**WHAT YOU WILL DO:** Look through the listing below and report every line that contains "structured".

**RECORDS SUPPLIED:**

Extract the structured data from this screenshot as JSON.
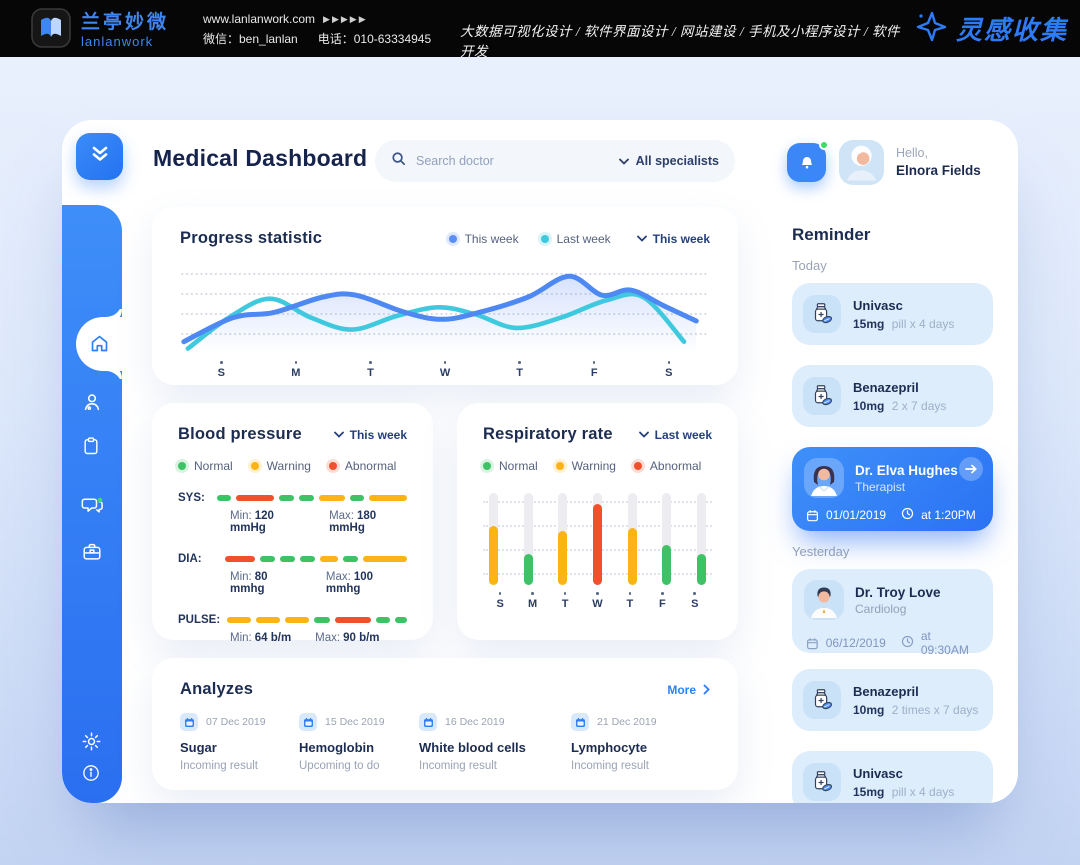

* * *

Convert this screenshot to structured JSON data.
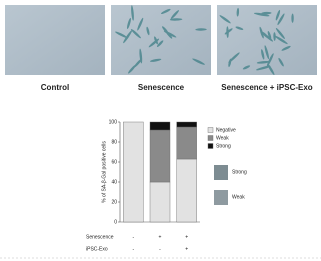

--

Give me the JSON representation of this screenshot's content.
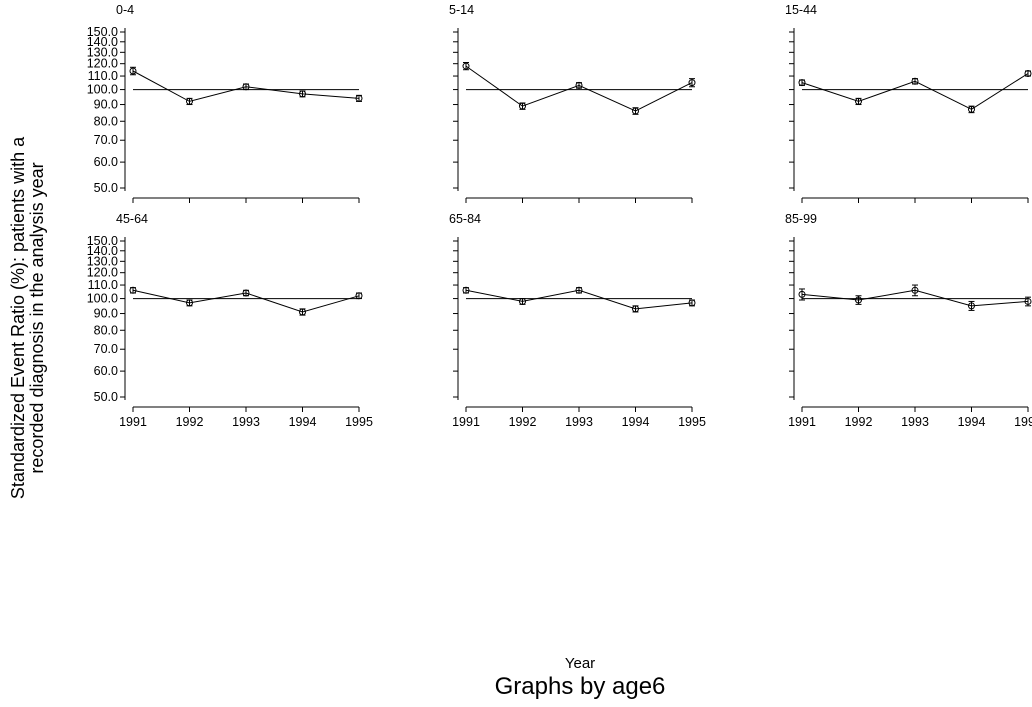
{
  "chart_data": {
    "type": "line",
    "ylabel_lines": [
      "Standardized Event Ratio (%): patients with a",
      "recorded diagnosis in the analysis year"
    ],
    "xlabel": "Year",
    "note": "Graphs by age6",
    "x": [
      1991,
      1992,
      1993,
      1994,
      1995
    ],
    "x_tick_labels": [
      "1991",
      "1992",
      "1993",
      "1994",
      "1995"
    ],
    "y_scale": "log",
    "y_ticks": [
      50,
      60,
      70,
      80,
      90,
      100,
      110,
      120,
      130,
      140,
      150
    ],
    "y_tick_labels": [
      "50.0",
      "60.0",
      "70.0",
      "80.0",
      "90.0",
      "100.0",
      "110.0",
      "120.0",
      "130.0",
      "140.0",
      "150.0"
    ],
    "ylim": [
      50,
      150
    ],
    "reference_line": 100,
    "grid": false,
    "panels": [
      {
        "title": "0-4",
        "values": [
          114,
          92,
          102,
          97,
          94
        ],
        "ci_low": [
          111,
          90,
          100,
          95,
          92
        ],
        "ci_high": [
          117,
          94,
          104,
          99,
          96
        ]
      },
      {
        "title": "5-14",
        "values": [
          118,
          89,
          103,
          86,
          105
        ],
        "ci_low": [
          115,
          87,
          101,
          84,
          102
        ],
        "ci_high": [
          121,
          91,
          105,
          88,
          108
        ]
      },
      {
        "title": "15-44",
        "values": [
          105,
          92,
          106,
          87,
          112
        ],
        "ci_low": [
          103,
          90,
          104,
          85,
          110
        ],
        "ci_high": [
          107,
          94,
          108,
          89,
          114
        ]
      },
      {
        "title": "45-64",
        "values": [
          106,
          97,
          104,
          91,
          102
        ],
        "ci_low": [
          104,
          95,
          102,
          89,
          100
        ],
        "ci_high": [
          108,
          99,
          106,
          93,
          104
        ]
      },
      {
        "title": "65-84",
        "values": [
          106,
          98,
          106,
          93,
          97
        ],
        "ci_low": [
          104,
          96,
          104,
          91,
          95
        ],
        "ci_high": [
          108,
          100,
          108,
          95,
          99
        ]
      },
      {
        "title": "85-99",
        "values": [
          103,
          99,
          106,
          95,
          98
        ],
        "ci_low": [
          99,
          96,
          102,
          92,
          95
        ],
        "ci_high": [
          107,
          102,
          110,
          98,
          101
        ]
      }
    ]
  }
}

**WRITTEN REPLY:**
Extract the structured data from this screenshot as JSON.
Convert this screenshot to structured JSON data.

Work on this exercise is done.